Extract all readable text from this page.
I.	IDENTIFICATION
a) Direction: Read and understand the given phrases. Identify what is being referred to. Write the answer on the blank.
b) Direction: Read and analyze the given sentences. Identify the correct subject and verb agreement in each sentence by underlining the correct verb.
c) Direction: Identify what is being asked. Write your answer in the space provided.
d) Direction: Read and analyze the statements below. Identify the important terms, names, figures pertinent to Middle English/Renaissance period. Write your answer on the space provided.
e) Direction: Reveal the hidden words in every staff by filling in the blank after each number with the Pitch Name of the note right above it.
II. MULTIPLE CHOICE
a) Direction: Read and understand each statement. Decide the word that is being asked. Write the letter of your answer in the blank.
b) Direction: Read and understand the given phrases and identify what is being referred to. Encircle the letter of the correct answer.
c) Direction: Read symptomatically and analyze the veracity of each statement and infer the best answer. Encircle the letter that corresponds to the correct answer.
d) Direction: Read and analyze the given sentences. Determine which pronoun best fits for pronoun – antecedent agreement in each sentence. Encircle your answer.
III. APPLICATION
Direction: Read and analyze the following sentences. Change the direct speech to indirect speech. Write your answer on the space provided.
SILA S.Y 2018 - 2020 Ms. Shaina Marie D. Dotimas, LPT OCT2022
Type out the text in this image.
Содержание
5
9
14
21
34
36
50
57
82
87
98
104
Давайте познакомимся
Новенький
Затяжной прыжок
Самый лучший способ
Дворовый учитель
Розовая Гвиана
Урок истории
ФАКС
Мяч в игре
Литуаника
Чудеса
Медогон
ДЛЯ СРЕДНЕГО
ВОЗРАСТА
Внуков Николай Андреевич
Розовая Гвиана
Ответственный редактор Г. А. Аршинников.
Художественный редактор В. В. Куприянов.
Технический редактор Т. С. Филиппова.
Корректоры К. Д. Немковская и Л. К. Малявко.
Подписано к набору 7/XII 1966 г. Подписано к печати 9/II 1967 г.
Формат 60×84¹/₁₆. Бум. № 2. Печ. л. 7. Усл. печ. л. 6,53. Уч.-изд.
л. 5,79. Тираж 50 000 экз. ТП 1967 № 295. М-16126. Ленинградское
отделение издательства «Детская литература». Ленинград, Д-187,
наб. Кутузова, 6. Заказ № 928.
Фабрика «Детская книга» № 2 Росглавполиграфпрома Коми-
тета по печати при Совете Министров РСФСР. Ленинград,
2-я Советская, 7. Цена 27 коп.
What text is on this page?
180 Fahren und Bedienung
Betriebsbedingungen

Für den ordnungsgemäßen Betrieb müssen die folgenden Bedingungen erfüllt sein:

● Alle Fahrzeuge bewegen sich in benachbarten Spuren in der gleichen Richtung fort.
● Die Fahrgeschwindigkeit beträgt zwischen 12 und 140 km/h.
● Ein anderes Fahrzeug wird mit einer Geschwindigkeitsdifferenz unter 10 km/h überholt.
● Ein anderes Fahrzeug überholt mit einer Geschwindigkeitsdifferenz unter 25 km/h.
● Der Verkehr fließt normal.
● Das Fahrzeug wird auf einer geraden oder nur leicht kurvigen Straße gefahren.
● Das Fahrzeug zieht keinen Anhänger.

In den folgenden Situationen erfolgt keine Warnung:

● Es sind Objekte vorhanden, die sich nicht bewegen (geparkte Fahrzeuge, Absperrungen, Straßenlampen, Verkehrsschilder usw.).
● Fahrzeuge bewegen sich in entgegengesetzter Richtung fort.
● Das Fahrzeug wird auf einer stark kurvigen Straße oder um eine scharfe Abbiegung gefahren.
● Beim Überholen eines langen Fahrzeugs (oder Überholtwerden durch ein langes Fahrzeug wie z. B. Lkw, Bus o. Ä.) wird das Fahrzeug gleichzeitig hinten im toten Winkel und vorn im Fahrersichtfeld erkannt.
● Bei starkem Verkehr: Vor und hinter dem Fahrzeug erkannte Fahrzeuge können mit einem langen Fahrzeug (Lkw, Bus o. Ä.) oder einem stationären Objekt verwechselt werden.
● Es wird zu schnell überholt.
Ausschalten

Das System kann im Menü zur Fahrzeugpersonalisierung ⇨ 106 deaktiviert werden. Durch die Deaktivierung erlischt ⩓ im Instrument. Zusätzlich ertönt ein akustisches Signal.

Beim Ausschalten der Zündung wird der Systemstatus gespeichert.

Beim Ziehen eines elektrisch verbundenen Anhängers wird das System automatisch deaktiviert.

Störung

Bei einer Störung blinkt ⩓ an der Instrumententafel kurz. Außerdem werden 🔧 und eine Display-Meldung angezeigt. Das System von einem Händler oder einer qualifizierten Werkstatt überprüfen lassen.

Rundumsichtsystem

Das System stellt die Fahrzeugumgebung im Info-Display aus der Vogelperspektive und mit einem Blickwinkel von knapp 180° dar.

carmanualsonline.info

****

Read the entries and show each line that mentions "einer".

_Exercise output_
● Ein anderes Fahrzeug wird mit einer Geschwindigkeitsdifferenz unter 10 km/h überholt.
● Ein anderes Fahrzeug überholt mit einer Geschwindigkeitsdifferenz unter 25 km/h.
● Das Fahrzeug wird auf einer geraden oder nur leicht kurvigen Straße gefahren.
● Das Fahrzeug wird auf einer stark kurvigen Straße oder um eine scharfe Abbiegung gefahren.
Bei einer Störung blinkt ⩓ an der Instrumententafel kurz. Außerdem werden 🔧 und eine Display-Meldung angezeigt. Das System von einem Händler oder einer qualifizierten Werkstatt überprüfen lassen.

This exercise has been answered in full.